:: Directions for this task ::
Give the data again exactly as written, skipping any pictures.

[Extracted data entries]
((
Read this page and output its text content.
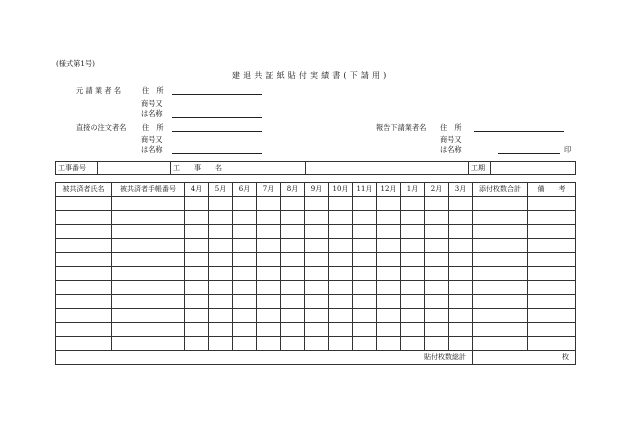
(様式第1号)
建 退 共 証 紙 貼 付 実 績 書 ( 下 請 用 )
元 請 業 者 名	住　所
商号又
は名称
直接の注文者名 住　所
商号又
は名称
報告下請業者名 住　所
商号又
は名称	印
工事番号		工　　事　　名			工期	
被共済者氏名	被共済者手帳番号	4月	5月	6月	7月	8月	9月	10月	11月	12月	1月	2月	3月	添付枚数合計	備　　考

貼付枚数総計														枚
))
:: Response ::
Read this page and output its text content.
(様式第1号)
建 退 共 証 紙 貼 付 実 績 書 ( 下 請 用 )
元 請 業 者 名	住　所
商号又
は名称
直接の注文者名 住　所
商号又
は名称
報告下請業者名 住　所
商号又
は名称	印
工事番号		工　　事　　名			工期	
被共済者氏名	被共済者手帳番号	4月	5月	6月	7月	8月	9月	10月	11月	12月	1月	2月	3月	添付枚数合計	備　　考

貼付枚数総計														枚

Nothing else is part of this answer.